| Raw records |
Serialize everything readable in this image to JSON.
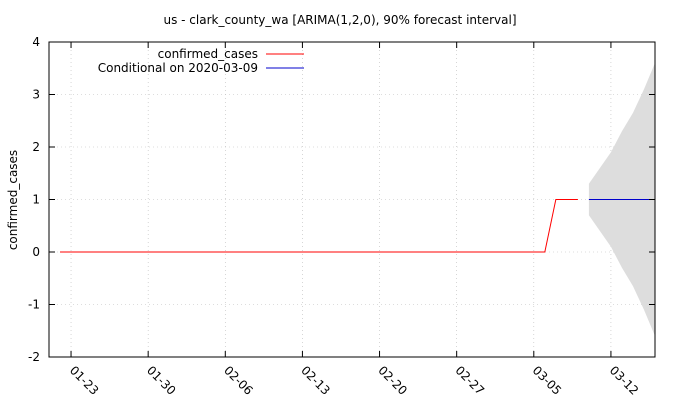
{
  "chart_data": {
    "type": "line",
    "title": "us - clark_county_wa [ARIMA(1,2,0), 90% forecast interval]",
    "xlabel": "",
    "ylabel": "confirmed_cases",
    "x_ticks": [
      "01-23",
      "01-30",
      "02-06",
      "02-13",
      "02-20",
      "02-27",
      "03-05",
      "03-12"
    ],
    "x_tick_dates": [
      "2020-01-23",
      "2020-01-30",
      "2020-02-06",
      "2020-02-13",
      "2020-02-20",
      "2020-02-27",
      "2020-03-05",
      "2020-03-12"
    ],
    "xlim": [
      "2020-01-21",
      "2020-03-16"
    ],
    "ylim": [
      -2,
      4
    ],
    "y_ticks": [
      -2,
      -1,
      0,
      1,
      2,
      3,
      4
    ],
    "grid": true,
    "legend_position": "top-left",
    "series": [
      {
        "name": "confirmed_cases",
        "color": "#ff0000",
        "x": [
          "2020-01-22",
          "2020-03-06",
          "2020-03-07",
          "2020-03-08",
          "2020-03-09"
        ],
        "y": [
          0,
          0,
          1,
          1,
          1
        ]
      },
      {
        "name": "Conditional on 2020-03-09",
        "color": "#0000cc",
        "x": [
          "2020-03-10",
          "2020-03-16"
        ],
        "y": [
          1,
          1
        ]
      }
    ],
    "forecast_interval": {
      "color": "#dddddd",
      "x": [
        "2020-03-10",
        "2020-03-11",
        "2020-03-12",
        "2020-03-13",
        "2020-03-14",
        "2020-03-15",
        "2020-03-16"
      ],
      "lower": [
        0.7,
        0.4,
        0.1,
        -0.3,
        -0.65,
        -1.1,
        -1.6
      ],
      "upper": [
        1.3,
        1.6,
        1.9,
        2.3,
        2.65,
        3.1,
        3.6
      ]
    }
  }
}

| Requirement |
Transcribe the records above exactly, leaving out every picture.

| Solution for this exercise |
Serialize everything readable in this image to JSON.
{
  "chart_data": {
    "type": "line",
    "title": "us - clark_county_wa [ARIMA(1,2,0), 90% forecast interval]",
    "xlabel": "",
    "ylabel": "confirmed_cases",
    "x_ticks": [
      "01-23",
      "01-30",
      "02-06",
      "02-13",
      "02-20",
      "02-27",
      "03-05",
      "03-12"
    ],
    "x_tick_dates": [
      "2020-01-23",
      "2020-01-30",
      "2020-02-06",
      "2020-02-13",
      "2020-02-20",
      "2020-02-27",
      "2020-03-05",
      "2020-03-12"
    ],
    "xlim": [
      "2020-01-21",
      "2020-03-16"
    ],
    "ylim": [
      -2,
      4
    ],
    "y_ticks": [
      -2,
      -1,
      0,
      1,
      2,
      3,
      4
    ],
    "grid": true,
    "legend_position": "top-left",
    "series": [
      {
        "name": "confirmed_cases",
        "color": "#ff0000",
        "x": [
          "2020-01-22",
          "2020-03-06",
          "2020-03-07",
          "2020-03-08",
          "2020-03-09"
        ],
        "y": [
          0,
          0,
          1,
          1,
          1
        ]
      },
      {
        "name": "Conditional on 2020-03-09",
        "color": "#0000cc",
        "x": [
          "2020-03-10",
          "2020-03-16"
        ],
        "y": [
          1,
          1
        ]
      }
    ],
    "forecast_interval": {
      "color": "#dddddd",
      "x": [
        "2020-03-10",
        "2020-03-11",
        "2020-03-12",
        "2020-03-13",
        "2020-03-14",
        "2020-03-15",
        "2020-03-16"
      ],
      "lower": [
        0.7,
        0.4,
        0.1,
        -0.3,
        -0.65,
        -1.1,
        -1.6
      ],
      "upper": [
        1.3,
        1.6,
        1.9,
        2.3,
        2.65,
        3.1,
        3.6
      ]
    }
  }
}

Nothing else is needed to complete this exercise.